— BEGIN —

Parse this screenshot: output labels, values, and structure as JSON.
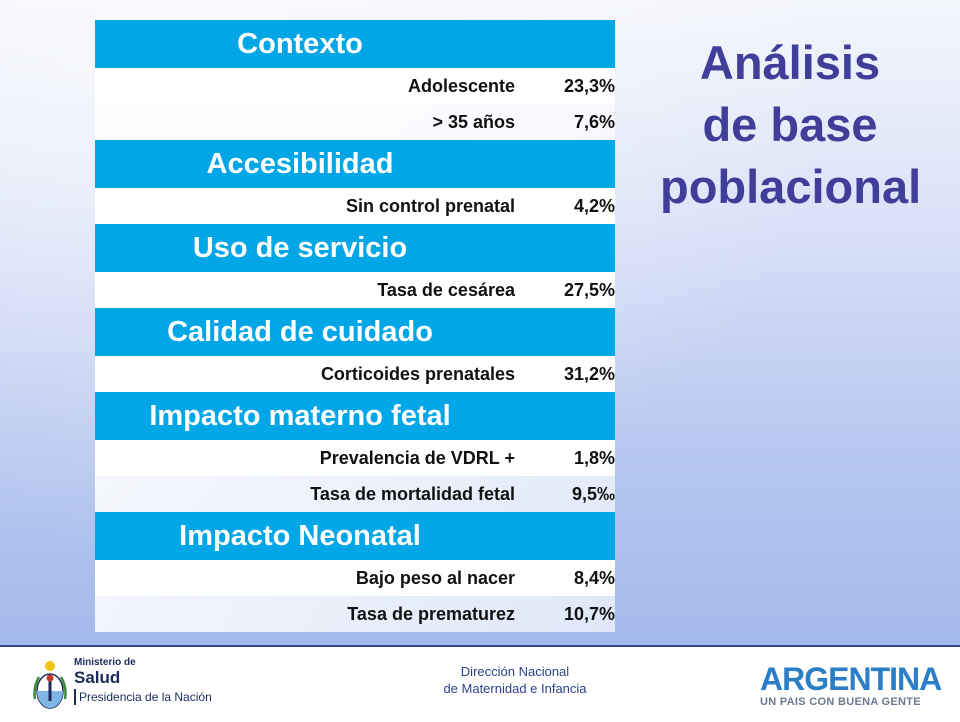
{
  "title_lines": [
    "Análisis",
    "de base",
    "poblacional"
  ],
  "sections": [
    {
      "header": "Contexto",
      "rows": [
        {
          "label": "Adolescente",
          "value": "23,3%"
        },
        {
          "label": "> 35 años",
          "value": "7,6%"
        }
      ]
    },
    {
      "header": "Accesibilidad",
      "rows": [
        {
          "label": "Sin control prenatal",
          "value": "4,2%"
        }
      ]
    },
    {
      "header": "Uso de servicio",
      "rows": [
        {
          "label": "Tasa de cesárea",
          "value": "27,5%"
        }
      ]
    },
    {
      "header": "Calidad de cuidado",
      "rows": [
        {
          "label": "Corticoides prenatales",
          "value": "31,2%"
        }
      ]
    },
    {
      "header": "Impacto materno fetal",
      "rows": [
        {
          "label": "Prevalencia de VDRL +",
          "value": "1,8%"
        },
        {
          "label": "Tasa de mortalidad fetal",
          "value": "9,5‰"
        }
      ]
    },
    {
      "header": "Impacto Neonatal",
      "rows": [
        {
          "label": "Bajo peso al nacer",
          "value": "8,4%"
        },
        {
          "label": "Tasa de prematurez",
          "value": "10,7%"
        }
      ]
    }
  ],
  "footer": {
    "ministry_line1": "Ministerio de",
    "ministry_line2": "Salud",
    "ministry_line3": "Presidencia de la Nación",
    "direccion_line1": "Dirección Nacional",
    "direccion_line2": "de Maternidad e Infancia",
    "argentina_word": "ARGENTINA",
    "argentina_tag": "UN PAIS CON BUENA GENTE",
    "emblem_icon": "argentina-coat-of-arms-icon"
  },
  "colors": {
    "header_blue": "#00a6e6",
    "title_purple": "#3f3f9a",
    "argentina_blue": "#2c7fc6"
  }
}
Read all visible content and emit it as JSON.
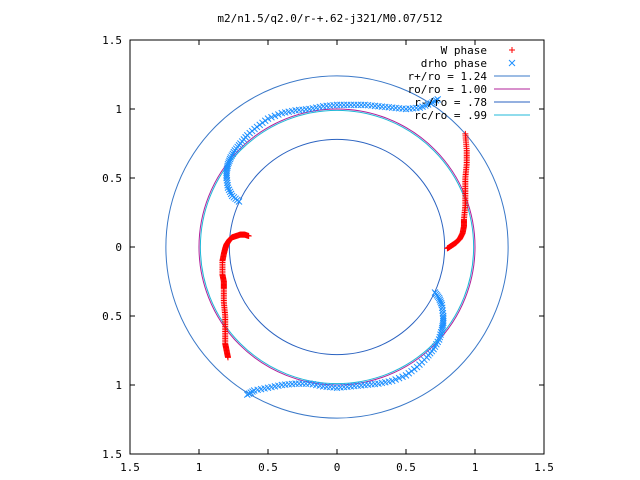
{
  "chart_data": {
    "type": "scatter",
    "title": "m2/n1.5/q2.0/r-+.62-j321/M0.07/512",
    "xlabel": "",
    "ylabel": "",
    "xlim": [
      -1.5,
      1.5
    ],
    "ylim": [
      -1.5,
      1.5
    ],
    "x_ticks": [
      -1.5,
      -1,
      -0.5,
      0,
      0.5,
      1,
      1.5
    ],
    "y_ticks": [
      -1.5,
      -1,
      -0.5,
      0,
      0.5,
      1,
      1.5
    ],
    "x_tick_labels": [
      "1.5",
      "1",
      "0.5",
      "0",
      "0.5",
      "1",
      "1.5"
    ],
    "y_tick_labels": [
      "1.5",
      "1",
      "0.5",
      "0",
      "0.5",
      "1",
      "1.5"
    ],
    "grid": false,
    "legend_position": "top-right",
    "legend": [
      {
        "label": "W phase",
        "marker": "+",
        "color": "#ff0000"
      },
      {
        "label": "drho phase",
        "marker": "x",
        "color": "#1e90ff"
      },
      {
        "label": "r+/ro = 1.24",
        "marker": "line",
        "color": "#3a78c8"
      },
      {
        "label": "ro/ro = 1.00",
        "marker": "line",
        "color": "#b0209a"
      },
      {
        "label": "r-/ro = .78",
        "marker": "line",
        "color": "#2a62c0"
      },
      {
        "label": "rc/ro = .99",
        "marker": "line",
        "color": "#20b8d8"
      }
    ],
    "circles": [
      {
        "name": "r+/ro = 1.24",
        "radius": 1.24,
        "color": "#3a78c8"
      },
      {
        "name": "ro/ro = 1.00",
        "radius": 1.0,
        "color": "#b0209a"
      },
      {
        "name": "r-/ro = .78",
        "radius": 0.78,
        "color": "#2a62c0"
      },
      {
        "name": "rc/ro = .99",
        "radius": 0.99,
        "color": "#20b8d8"
      }
    ],
    "series": [
      {
        "name": "W phase",
        "marker": "+",
        "color": "#ff0000",
        "curves": [
          {
            "x": [
              0.93,
              0.94,
              0.94,
              0.93,
              0.93,
              0.93,
              0.92,
              0.92,
              0.91,
              0.89,
              0.86,
              0.83,
              0.8
            ],
            "y": [
              0.82,
              0.7,
              0.6,
              0.5,
              0.4,
              0.3,
              0.2,
              0.15,
              0.1,
              0.06,
              0.03,
              0.01,
              -0.01
            ]
          },
          {
            "x": [
              -0.79,
              -0.8,
              -0.81,
              -0.81,
              -0.81,
              -0.82,
              -0.82,
              -0.82,
              -0.83,
              -0.83,
              -0.82,
              -0.81,
              -0.8,
              -0.78,
              -0.76,
              -0.73,
              -0.7,
              -0.67,
              -0.64
            ],
            "y": [
              -0.8,
              -0.75,
              -0.7,
              -0.6,
              -0.5,
              -0.4,
              -0.3,
              -0.25,
              -0.2,
              -0.1,
              -0.05,
              -0.01,
              0.02,
              0.05,
              0.07,
              0.08,
              0.09,
              0.09,
              0.08
            ]
          }
        ]
      },
      {
        "name": "drho phase",
        "marker": "x",
        "color": "#1e90ff",
        "curves": [
          {
            "x": [
              -0.71,
              -0.76,
              -0.79,
              -0.8,
              -0.8,
              -0.79,
              -0.77,
              -0.74,
              -0.7,
              -0.65,
              -0.58,
              -0.5,
              -0.4,
              -0.3,
              -0.2,
              -0.1,
              0.0,
              0.1,
              0.2,
              0.3,
              0.4,
              0.5,
              0.6,
              0.68,
              0.73
            ],
            "y": [
              0.33,
              0.37,
              0.43,
              0.5,
              0.55,
              0.6,
              0.65,
              0.7,
              0.75,
              0.81,
              0.87,
              0.93,
              0.97,
              0.99,
              1.0,
              1.02,
              1.03,
              1.03,
              1.03,
              1.02,
              1.01,
              1.0,
              1.01,
              1.04,
              1.07
            ]
          },
          {
            "x": [
              0.71,
              0.74,
              0.76,
              0.77,
              0.77,
              0.76,
              0.74,
              0.7,
              0.65,
              0.58,
              0.5,
              0.4,
              0.3,
              0.2,
              0.1,
              0.0,
              -0.1,
              -0.2,
              -0.3,
              -0.4,
              -0.5,
              -0.6,
              -0.65
            ],
            "y": [
              -0.33,
              -0.37,
              -0.42,
              -0.5,
              -0.55,
              -0.6,
              -0.67,
              -0.74,
              -0.8,
              -0.87,
              -0.93,
              -0.97,
              -0.99,
              -1.0,
              -1.01,
              -1.02,
              -1.01,
              -0.99,
              -0.99,
              -1.0,
              -1.02,
              -1.04,
              -1.07
            ]
          }
        ]
      }
    ]
  }
}
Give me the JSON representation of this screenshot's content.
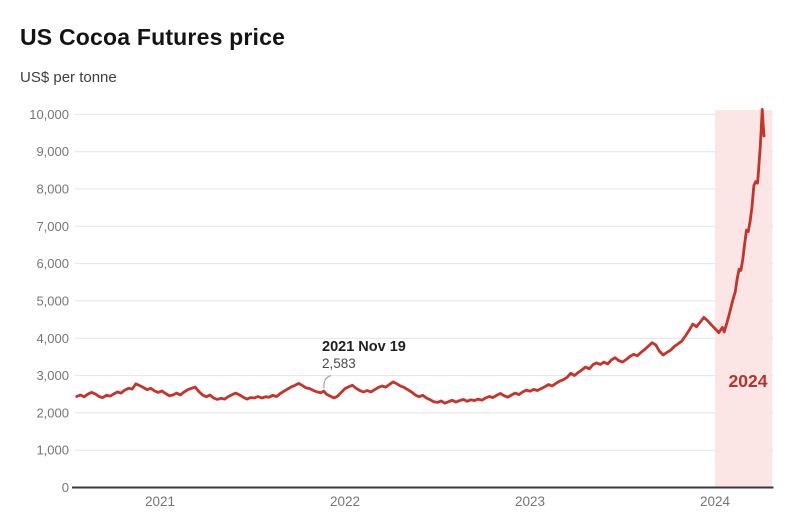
{
  "chart_data": {
    "type": "line",
    "title": "US Cocoa Futures price",
    "subtitle": "US$ per tonne",
    "xlabel": "",
    "ylabel": "US$ per tonne",
    "grid": true,
    "legend_position": "none",
    "x_range": [
      2020.53,
      2024.33
    ],
    "y_range": [
      0,
      10450
    ],
    "line_color": "#c5332a",
    "axis_color": "#3b3b3f",
    "grid_color": "#e4e4e4",
    "tick_label_color": "#757575",
    "x_ticks": [
      {
        "value": 2021,
        "label": "2021"
      },
      {
        "value": 2022,
        "label": "2022"
      },
      {
        "value": 2023,
        "label": "2023"
      },
      {
        "value": 2024,
        "label": "2024"
      }
    ],
    "y_ticks": [
      {
        "value": 0,
        "label": "0"
      },
      {
        "value": 1000,
        "label": "1,000"
      },
      {
        "value": 2000,
        "label": "2,000"
      },
      {
        "value": 3000,
        "label": "3,000"
      },
      {
        "value": 4000,
        "label": "4,000"
      },
      {
        "value": 5000,
        "label": "5,000"
      },
      {
        "value": 6000,
        "label": "6,000"
      },
      {
        "value": 7000,
        "label": "7,000"
      },
      {
        "value": 8000,
        "label": "8,000"
      },
      {
        "value": 9000,
        "label": "9,000"
      },
      {
        "value": 10000,
        "label": "10,000"
      }
    ],
    "annotation": {
      "x": 2021.885,
      "y": 2583,
      "date_label": "2021 Nov 19",
      "value_label": "2,583"
    },
    "highlight_band": {
      "from": 2024.0,
      "to": 2024.31,
      "label": "2024",
      "color": "#fbe3e1",
      "label_color": "#b7322a"
    },
    "series": [
      {
        "name": "US cocoa futures price (US$ per tonne)",
        "points": [
          [
            2020.55,
            2440
          ],
          [
            2020.57,
            2480
          ],
          [
            2020.59,
            2430
          ],
          [
            2020.61,
            2500
          ],
          [
            2020.63,
            2550
          ],
          [
            2020.65,
            2510
          ],
          [
            2020.67,
            2440
          ],
          [
            2020.69,
            2410
          ],
          [
            2020.71,
            2470
          ],
          [
            2020.73,
            2450
          ],
          [
            2020.75,
            2510
          ],
          [
            2020.77,
            2560
          ],
          [
            2020.79,
            2530
          ],
          [
            2020.81,
            2610
          ],
          [
            2020.83,
            2660
          ],
          [
            2020.85,
            2640
          ],
          [
            2020.87,
            2780
          ],
          [
            2020.89,
            2730
          ],
          [
            2020.91,
            2680
          ],
          [
            2020.93,
            2620
          ],
          [
            2020.95,
            2660
          ],
          [
            2020.97,
            2590
          ],
          [
            2020.99,
            2550
          ],
          [
            2021.01,
            2590
          ],
          [
            2021.03,
            2520
          ],
          [
            2021.05,
            2460
          ],
          [
            2021.07,
            2480
          ],
          [
            2021.09,
            2530
          ],
          [
            2021.11,
            2480
          ],
          [
            2021.13,
            2560
          ],
          [
            2021.15,
            2620
          ],
          [
            2021.17,
            2660
          ],
          [
            2021.19,
            2690
          ],
          [
            2021.21,
            2570
          ],
          [
            2021.23,
            2480
          ],
          [
            2021.25,
            2430
          ],
          [
            2021.27,
            2480
          ],
          [
            2021.29,
            2400
          ],
          [
            2021.31,
            2360
          ],
          [
            2021.33,
            2390
          ],
          [
            2021.35,
            2370
          ],
          [
            2021.37,
            2440
          ],
          [
            2021.39,
            2490
          ],
          [
            2021.41,
            2530
          ],
          [
            2021.43,
            2480
          ],
          [
            2021.45,
            2420
          ],
          [
            2021.47,
            2370
          ],
          [
            2021.49,
            2410
          ],
          [
            2021.51,
            2400
          ],
          [
            2021.53,
            2440
          ],
          [
            2021.55,
            2400
          ],
          [
            2021.57,
            2430
          ],
          [
            2021.59,
            2420
          ],
          [
            2021.61,
            2470
          ],
          [
            2021.63,
            2440
          ],
          [
            2021.65,
            2520
          ],
          [
            2021.67,
            2580
          ],
          [
            2021.69,
            2640
          ],
          [
            2021.71,
            2700
          ],
          [
            2021.73,
            2740
          ],
          [
            2021.75,
            2790
          ],
          [
            2021.77,
            2730
          ],
          [
            2021.79,
            2670
          ],
          [
            2021.81,
            2650
          ],
          [
            2021.83,
            2600
          ],
          [
            2021.85,
            2560
          ],
          [
            2021.87,
            2540
          ],
          [
            2021.885,
            2583
          ],
          [
            2021.9,
            2500
          ],
          [
            2021.92,
            2450
          ],
          [
            2021.94,
            2400
          ],
          [
            2021.96,
            2450
          ],
          [
            2021.98,
            2550
          ],
          [
            2022.0,
            2650
          ],
          [
            2022.02,
            2700
          ],
          [
            2022.04,
            2740
          ],
          [
            2022.06,
            2660
          ],
          [
            2022.08,
            2600
          ],
          [
            2022.1,
            2560
          ],
          [
            2022.12,
            2600
          ],
          [
            2022.14,
            2560
          ],
          [
            2022.16,
            2620
          ],
          [
            2022.18,
            2680
          ],
          [
            2022.2,
            2720
          ],
          [
            2022.22,
            2690
          ],
          [
            2022.24,
            2760
          ],
          [
            2022.26,
            2830
          ],
          [
            2022.28,
            2780
          ],
          [
            2022.3,
            2720
          ],
          [
            2022.32,
            2680
          ],
          [
            2022.34,
            2620
          ],
          [
            2022.36,
            2560
          ],
          [
            2022.38,
            2480
          ],
          [
            2022.4,
            2430
          ],
          [
            2022.42,
            2470
          ],
          [
            2022.44,
            2400
          ],
          [
            2022.46,
            2350
          ],
          [
            2022.48,
            2300
          ],
          [
            2022.5,
            2280
          ],
          [
            2022.52,
            2320
          ],
          [
            2022.54,
            2260
          ],
          [
            2022.56,
            2300
          ],
          [
            2022.58,
            2340
          ],
          [
            2022.6,
            2290
          ],
          [
            2022.62,
            2330
          ],
          [
            2022.64,
            2360
          ],
          [
            2022.66,
            2310
          ],
          [
            2022.68,
            2350
          ],
          [
            2022.7,
            2330
          ],
          [
            2022.72,
            2370
          ],
          [
            2022.74,
            2340
          ],
          [
            2022.76,
            2400
          ],
          [
            2022.78,
            2440
          ],
          [
            2022.8,
            2410
          ],
          [
            2022.82,
            2470
          ],
          [
            2022.84,
            2520
          ],
          [
            2022.86,
            2460
          ],
          [
            2022.88,
            2420
          ],
          [
            2022.9,
            2480
          ],
          [
            2022.92,
            2530
          ],
          [
            2022.94,
            2490
          ],
          [
            2022.96,
            2560
          ],
          [
            2022.98,
            2610
          ],
          [
            2023.0,
            2580
          ],
          [
            2023.02,
            2630
          ],
          [
            2023.04,
            2600
          ],
          [
            2023.06,
            2650
          ],
          [
            2023.08,
            2700
          ],
          [
            2023.1,
            2760
          ],
          [
            2023.12,
            2720
          ],
          [
            2023.14,
            2790
          ],
          [
            2023.16,
            2850
          ],
          [
            2023.18,
            2890
          ],
          [
            2023.2,
            2950
          ],
          [
            2023.22,
            3060
          ],
          [
            2023.24,
            3000
          ],
          [
            2023.26,
            3080
          ],
          [
            2023.28,
            3150
          ],
          [
            2023.3,
            3230
          ],
          [
            2023.32,
            3180
          ],
          [
            2023.34,
            3290
          ],
          [
            2023.36,
            3340
          ],
          [
            2023.38,
            3300
          ],
          [
            2023.4,
            3360
          ],
          [
            2023.42,
            3310
          ],
          [
            2023.44,
            3420
          ],
          [
            2023.46,
            3480
          ],
          [
            2023.48,
            3400
          ],
          [
            2023.5,
            3360
          ],
          [
            2023.52,
            3430
          ],
          [
            2023.54,
            3510
          ],
          [
            2023.56,
            3570
          ],
          [
            2023.58,
            3530
          ],
          [
            2023.6,
            3620
          ],
          [
            2023.62,
            3700
          ],
          [
            2023.64,
            3790
          ],
          [
            2023.66,
            3880
          ],
          [
            2023.68,
            3820
          ],
          [
            2023.7,
            3650
          ],
          [
            2023.72,
            3550
          ],
          [
            2023.74,
            3620
          ],
          [
            2023.76,
            3680
          ],
          [
            2023.78,
            3780
          ],
          [
            2023.8,
            3850
          ],
          [
            2023.82,
            3920
          ],
          [
            2023.84,
            4060
          ],
          [
            2023.86,
            4210
          ],
          [
            2023.88,
            4380
          ],
          [
            2023.9,
            4310
          ],
          [
            2023.92,
            4430
          ],
          [
            2023.94,
            4560
          ],
          [
            2023.96,
            4470
          ],
          [
            2023.98,
            4360
          ],
          [
            2024.0,
            4260
          ],
          [
            2024.02,
            4150
          ],
          [
            2024.04,
            4290
          ],
          [
            2024.05,
            4170
          ],
          [
            2024.065,
            4420
          ],
          [
            2024.08,
            4700
          ],
          [
            2024.095,
            5000
          ],
          [
            2024.11,
            5250
          ],
          [
            2024.12,
            5600
          ],
          [
            2024.13,
            5850
          ],
          [
            2024.14,
            5820
          ],
          [
            2024.15,
            6120
          ],
          [
            2024.16,
            6520
          ],
          [
            2024.17,
            6900
          ],
          [
            2024.18,
            6860
          ],
          [
            2024.19,
            7150
          ],
          [
            2024.2,
            7520
          ],
          [
            2024.21,
            8100
          ],
          [
            2024.22,
            8200
          ],
          [
            2024.23,
            8160
          ],
          [
            2024.235,
            8480
          ],
          [
            2024.245,
            9150
          ],
          [
            2024.25,
            9650
          ],
          [
            2024.255,
            10134
          ],
          [
            2024.26,
            9750
          ],
          [
            2024.265,
            9420
          ]
        ]
      }
    ]
  }
}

— END —

TASK DESCRIPTION: Identify each line holding the string "fetal", and copy it out.

FINAL ANSWER:
      "header": "Impacto materno fetal",
          "label": "Tasa de mortalidad fetal",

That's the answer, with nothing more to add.